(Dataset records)
* START *

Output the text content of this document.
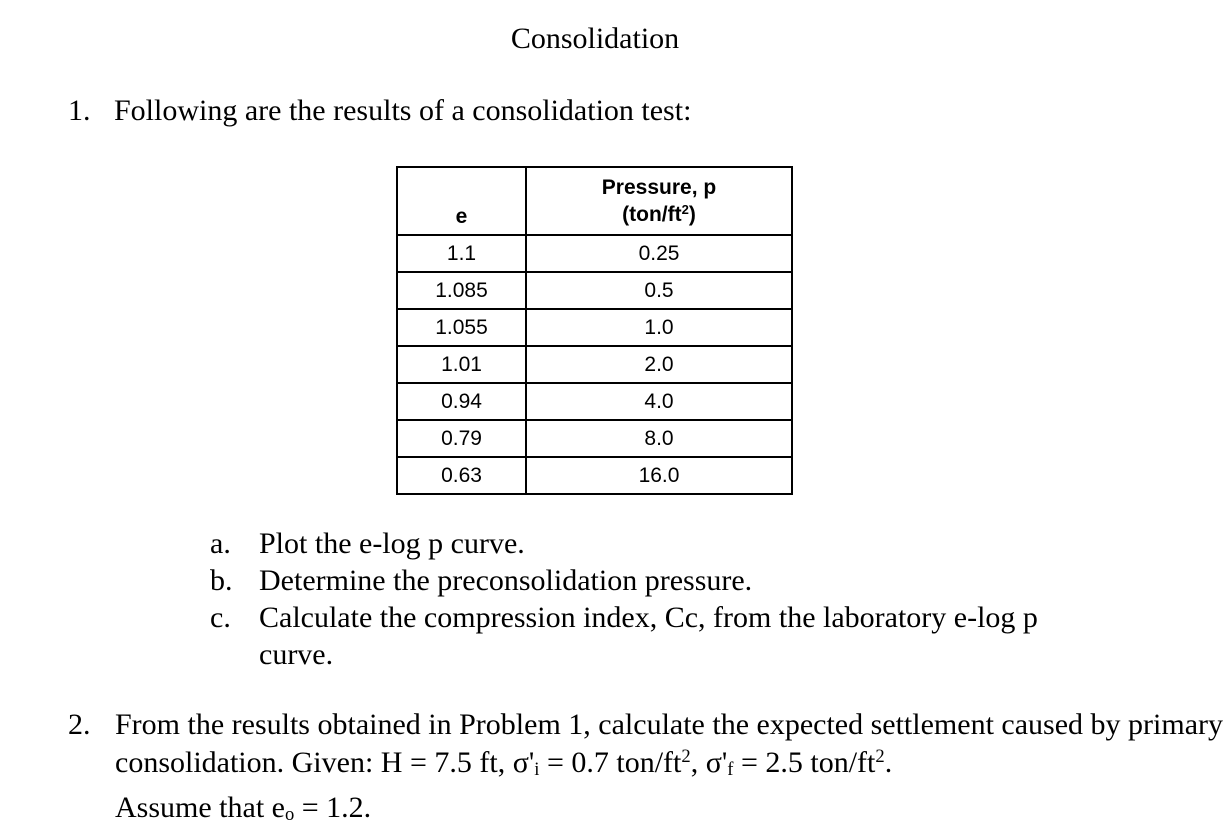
Consolidation
1. Following are the results of a consolidation test:
e	Pressure, p
$(ton/ft^2)$
1.1	0.25
1.085	0.5
1.055	1.0
1.01	2.0
0.94	4.0
0.79	8.0
0.63	16.0
a. Plot the e-log p curve.
b. Determine the preconsolidation pressure.
c. Calculate the compression index, Cc, from the laboratory e-log p curve.
2. From the results obtained in Problem 1, calculate the expected settlement caused by primary consolidation. Given: H = 7.5 ft, σ'i = 0.7 ton/$ft^2$, σ'f = 2.5 ton/$ft^2$.
Assume that eo = 1.2.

* END *

• GOAL OF THE EXERCISE: Write out each entry exactly as given, omitting any picture.

• RESPONSE:
Output the text content of this document.
Consolidation
1. Following are the results of a consolidation test:
e	Pressure, p
$(ton/ft^2)$
1.1	0.25
1.085	0.5
1.055	1.0
1.01	2.0
0.94	4.0
0.79	8.0
0.63	16.0
a. Plot the e-log p curve.
b. Determine the preconsolidation pressure.
c. Calculate the compression index, Cc, from the laboratory e-log p curve.
2. From the results obtained in Problem 1, calculate the expected settlement caused by primary consolidation. Given: H = 7.5 ft, σ'i = 0.7 ton/$ft^2$, σ'f = 2.5 ton/$ft^2$.
Assume that eo = 1.2.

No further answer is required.